### EXCERPT
Regarding your editorial "Full participation before all else" (NCR, July 20): Pope Benedict XVI has put an incredible spin on Vatican II. He has succeeded mightily in reversing the liturgical and ecclesiological reforms that flowed from the vision of the in-Spirited John XXIII.

Following the many baby steps taken by John Paul II as well as the current pope (for example, essentially prohibiting the rite of general absolution in spite of the council's direction that the most "communal form" of the rites be used whenever possible), we've finally arrived at full denial that Vatican II was actually inspired reform rather than a continuation of the same old medieval institution. So, now we have the "old" Mass back, together with its condemnation of the Jews, its exaltation of ordained ministries, and the people of God are again relegated to attendees at the "priest's Mass." Benedict said he wanted to bring back the Lefebvrites, but they haven't moved--the Vatican has. Now we're all members of the Society of St. Pius X. Kind of makes one nostalgic for Julius II, doesn,t it?

### REQUIRED TASKS
a - Which editorial does the letter on Vatican II respond to?
b - Repeat the passage of the letter on Vatican II between "Following the many" and "II, doesn,t it?", inclusive.
c - Go on with the letter on Vatican II from the point where it stops.
The listing that follows comes from a separate source and is not part of the letter on Vatican II.

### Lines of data
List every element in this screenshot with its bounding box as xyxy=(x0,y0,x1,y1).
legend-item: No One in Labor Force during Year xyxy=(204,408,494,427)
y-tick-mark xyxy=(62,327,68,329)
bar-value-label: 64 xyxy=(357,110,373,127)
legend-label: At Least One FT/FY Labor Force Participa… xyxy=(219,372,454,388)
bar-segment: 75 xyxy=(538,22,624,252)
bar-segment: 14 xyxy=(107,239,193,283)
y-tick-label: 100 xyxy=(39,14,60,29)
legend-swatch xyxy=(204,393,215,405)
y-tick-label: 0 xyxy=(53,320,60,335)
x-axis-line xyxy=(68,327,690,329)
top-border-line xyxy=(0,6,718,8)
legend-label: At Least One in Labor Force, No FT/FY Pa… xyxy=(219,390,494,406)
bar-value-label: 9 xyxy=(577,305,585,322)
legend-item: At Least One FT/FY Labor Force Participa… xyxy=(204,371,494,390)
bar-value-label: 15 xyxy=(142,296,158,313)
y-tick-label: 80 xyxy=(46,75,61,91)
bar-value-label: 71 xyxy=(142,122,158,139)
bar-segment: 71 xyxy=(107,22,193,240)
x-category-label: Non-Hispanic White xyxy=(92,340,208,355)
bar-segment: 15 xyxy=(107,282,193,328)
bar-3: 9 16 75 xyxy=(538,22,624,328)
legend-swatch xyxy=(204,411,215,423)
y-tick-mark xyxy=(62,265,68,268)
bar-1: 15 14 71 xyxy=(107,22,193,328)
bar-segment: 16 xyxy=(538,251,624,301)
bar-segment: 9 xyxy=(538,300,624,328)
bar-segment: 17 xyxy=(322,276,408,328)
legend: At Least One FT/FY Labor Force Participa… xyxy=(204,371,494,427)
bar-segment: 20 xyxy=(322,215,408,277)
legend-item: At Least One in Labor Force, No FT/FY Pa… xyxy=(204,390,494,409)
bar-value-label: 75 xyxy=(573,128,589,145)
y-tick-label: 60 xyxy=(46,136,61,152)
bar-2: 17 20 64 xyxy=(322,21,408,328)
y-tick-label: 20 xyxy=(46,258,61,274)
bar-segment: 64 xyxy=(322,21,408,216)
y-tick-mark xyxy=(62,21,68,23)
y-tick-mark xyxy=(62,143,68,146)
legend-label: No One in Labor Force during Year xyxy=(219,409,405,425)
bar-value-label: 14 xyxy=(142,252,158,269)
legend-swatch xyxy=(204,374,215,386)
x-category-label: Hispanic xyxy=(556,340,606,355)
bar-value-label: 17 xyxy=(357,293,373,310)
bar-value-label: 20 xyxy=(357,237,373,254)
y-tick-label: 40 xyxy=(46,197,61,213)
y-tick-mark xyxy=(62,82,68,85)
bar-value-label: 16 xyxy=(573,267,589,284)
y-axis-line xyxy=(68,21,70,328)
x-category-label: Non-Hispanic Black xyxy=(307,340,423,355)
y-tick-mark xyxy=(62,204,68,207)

### ANSWERS TO EACH TASK
a - It responds to the editorial "Full participation before all else" (NCR, July 20).

b -
Following the many baby steps taken by John Paul II as well as the current pope (for example, essentially prohibiting the rite of general absolution in spite of the council's direction that the most "communal form" of the rites be used whenever possible), we've finally arrived at full denial that Vatican II was actually inspired reform rather than a continuation of the same old medieval institution. So, now we have the "old" Mass back, together with its condemnation of the Jews, its exaltation of ordained ministries, and the people of God are again relegated to attendees at the "priest's Mass." Benedict said he wanted to bring back the Lefebvrites, but they haven't moved--the Vatican has. Now we're all members of the Society of St. Pius X. Kind of makes one nostalgic for Julius II, doesn,t it?

c -
(Deacon) RICHARD WARREN

Springfield, Ore.

I wouldn't mind attending a Latin Mass sometime but there are a few safeguards I would insist upon. Does the celebrant know any Latin or is this just going to be a lot of mumbling mumbo jumbo and hocus-pocus magic like some Haitian voodoo ceremony? Lord knows, we've come to enough embarrassment of late without exposing ourselves to more ridicule. I'll never forget an old pastor of mine who relayed to me his insight on seminary training, telling me that he couldn't understand why they still insisted on teaching Greek, because the only Greek he remembered was agricola, agricolae. So much for his rendering of the sacred text. I always wondered how he could get through his Mass in 20 minutes. But since nobody was listening but saying their rosaries or reading their Little Flower missals, who cared what he was doing? Thank God he wasn't facing them.

R.J. REINKOBER

New Brighton, Minn.

In your editorial "Full participation before all else" you state, "We join with Rabbi Abraham Cooper of the Los Angeles-based Simon Wiesenthal Center and call on the pope to publicly repudiate language in the rite of the Mass that calls for the conversion of the Jews and for God to lift the 'veil from their hearts.'"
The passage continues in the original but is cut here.